Start of Records provided
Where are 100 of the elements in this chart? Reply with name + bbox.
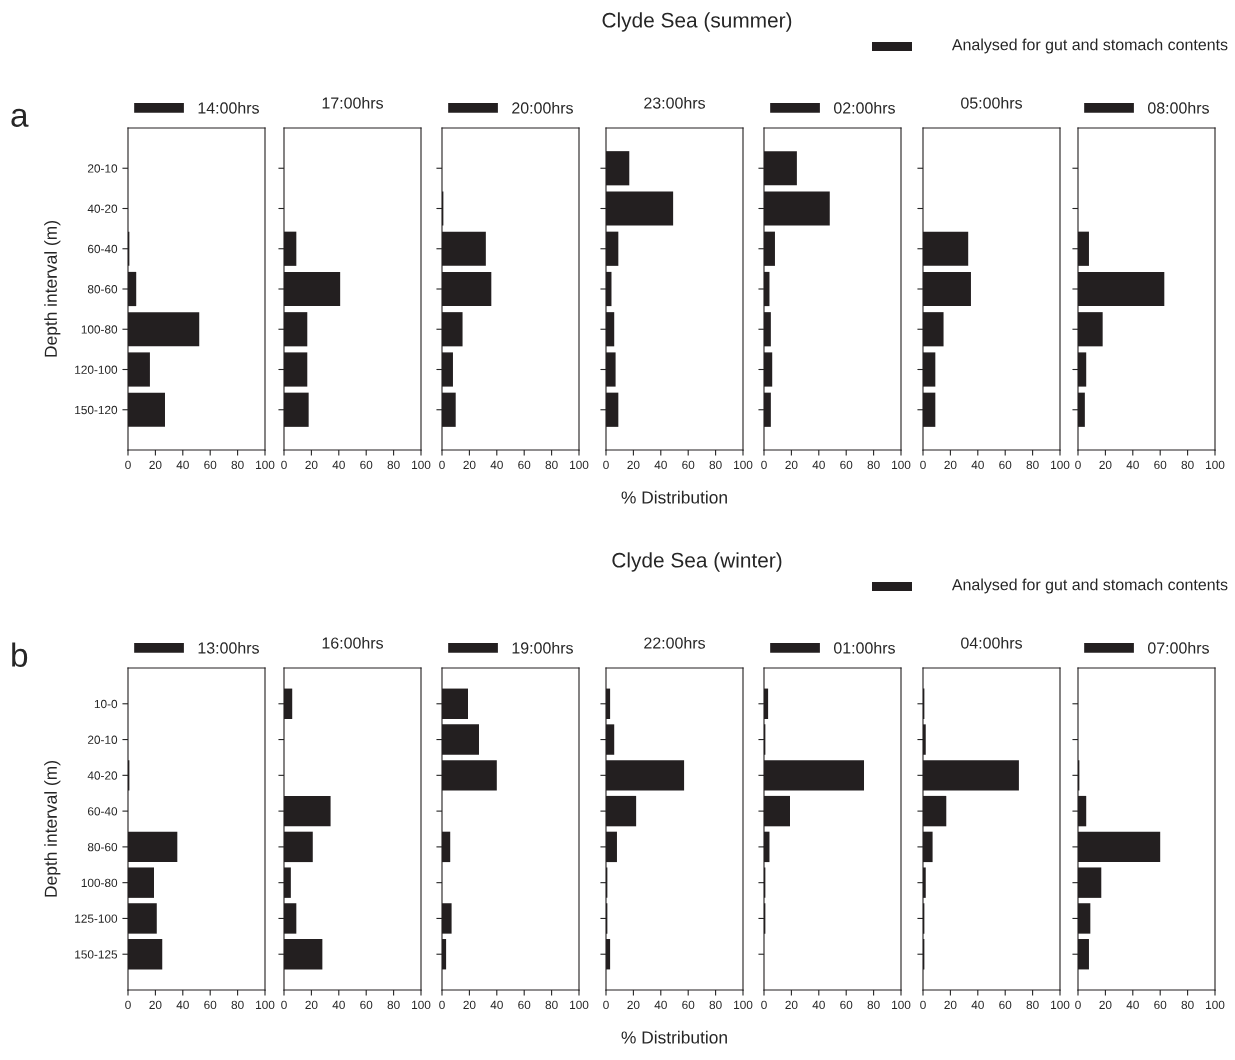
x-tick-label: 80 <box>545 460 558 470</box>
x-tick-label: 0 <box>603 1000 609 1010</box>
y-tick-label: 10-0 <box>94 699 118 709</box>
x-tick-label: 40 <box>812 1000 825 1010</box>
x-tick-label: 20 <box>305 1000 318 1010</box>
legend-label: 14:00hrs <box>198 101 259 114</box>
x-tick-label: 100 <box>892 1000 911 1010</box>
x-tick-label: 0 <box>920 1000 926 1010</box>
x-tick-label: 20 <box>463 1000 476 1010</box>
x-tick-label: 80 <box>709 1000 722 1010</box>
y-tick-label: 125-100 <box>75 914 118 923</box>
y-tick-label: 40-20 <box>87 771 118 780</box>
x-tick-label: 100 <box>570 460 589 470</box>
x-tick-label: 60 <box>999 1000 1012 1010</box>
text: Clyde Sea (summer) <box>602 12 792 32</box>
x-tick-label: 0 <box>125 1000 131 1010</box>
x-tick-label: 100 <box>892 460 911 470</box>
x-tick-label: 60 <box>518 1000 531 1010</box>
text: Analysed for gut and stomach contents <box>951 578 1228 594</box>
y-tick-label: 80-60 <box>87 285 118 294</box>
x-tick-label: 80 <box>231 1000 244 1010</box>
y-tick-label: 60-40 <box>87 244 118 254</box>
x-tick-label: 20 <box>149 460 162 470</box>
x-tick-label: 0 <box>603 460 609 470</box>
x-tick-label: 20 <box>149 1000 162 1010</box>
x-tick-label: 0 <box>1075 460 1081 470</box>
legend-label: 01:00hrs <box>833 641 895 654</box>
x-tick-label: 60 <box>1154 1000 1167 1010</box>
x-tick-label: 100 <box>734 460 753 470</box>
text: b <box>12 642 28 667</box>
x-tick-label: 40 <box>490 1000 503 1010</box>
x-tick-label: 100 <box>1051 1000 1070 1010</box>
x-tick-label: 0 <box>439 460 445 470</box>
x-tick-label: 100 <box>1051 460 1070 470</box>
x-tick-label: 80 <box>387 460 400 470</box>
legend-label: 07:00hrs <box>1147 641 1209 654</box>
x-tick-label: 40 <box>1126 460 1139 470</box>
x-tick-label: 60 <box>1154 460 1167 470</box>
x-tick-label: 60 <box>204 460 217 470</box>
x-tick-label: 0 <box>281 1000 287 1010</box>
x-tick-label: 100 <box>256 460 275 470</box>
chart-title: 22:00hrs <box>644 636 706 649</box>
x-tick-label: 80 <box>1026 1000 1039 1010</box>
End of Records provided
→ **Given problem**
Change every "x-tick-label" in the items to "x-axis tick", keep everything else the same, and leave the pictures out of your answer.

→ **Solution to the problem**
Where are 100 of the elements in this chart? Reply with name + bbox.
x-axis tick: 80 <box>545 460 558 470</box>
x-axis tick: 0 <box>603 1000 609 1010</box>
y-tick-label: 10-0 <box>94 699 118 709</box>
x-axis tick: 40 <box>812 1000 825 1010</box>
x-axis tick: 20 <box>305 1000 318 1010</box>
legend-label: 14:00hrs <box>198 101 259 114</box>
x-axis tick: 100 <box>892 1000 911 1010</box>
x-axis tick: 0 <box>920 1000 926 1010</box>
x-axis tick: 20 <box>463 1000 476 1010</box>
x-axis tick: 80 <box>709 1000 722 1010</box>
y-tick-label: 125-100 <box>75 914 118 923</box>
y-tick-label: 40-20 <box>87 771 118 780</box>
x-axis tick: 100 <box>570 460 589 470</box>
x-axis tick: 60 <box>999 1000 1012 1010</box>
text: Clyde Sea (summer) <box>602 12 792 32</box>
x-axis tick: 0 <box>125 1000 131 1010</box>
x-axis tick: 100 <box>892 460 911 470</box>
x-axis tick: 60 <box>518 1000 531 1010</box>
text: Analysed for gut and stomach contents <box>951 578 1228 594</box>
y-tick-label: 80-60 <box>87 285 118 294</box>
x-axis tick: 80 <box>231 1000 244 1010</box>
y-tick-label: 60-40 <box>87 244 118 254</box>
x-axis tick: 20 <box>149 460 162 470</box>
x-axis tick: 0 <box>603 460 609 470</box>
x-axis tick: 20 <box>149 1000 162 1010</box>
x-axis tick: 0 <box>1075 460 1081 470</box>
legend-label: 01:00hrs <box>833 641 895 654</box>
x-axis tick: 60 <box>1154 1000 1167 1010</box>
x-axis tick: 100 <box>734 460 753 470</box>
text: b <box>12 642 28 667</box>
x-axis tick: 40 <box>490 1000 503 1010</box>
x-axis tick: 100 <box>1051 1000 1070 1010</box>
x-axis tick: 0 <box>439 460 445 470</box>
x-axis tick: 100 <box>1051 460 1070 470</box>
x-axis tick: 80 <box>387 460 400 470</box>
legend-label: 07:00hrs <box>1147 641 1209 654</box>
x-axis tick: 40 <box>1126 460 1139 470</box>
x-axis tick: 60 <box>1154 460 1167 470</box>
x-axis tick: 60 <box>204 460 217 470</box>
x-axis tick: 0 <box>281 1000 287 1010</box>
x-axis tick: 100 <box>256 460 275 470</box>
chart-title: 22:00hrs <box>644 636 706 649</box>
x-axis tick: 80 <box>1026 1000 1039 1010</box>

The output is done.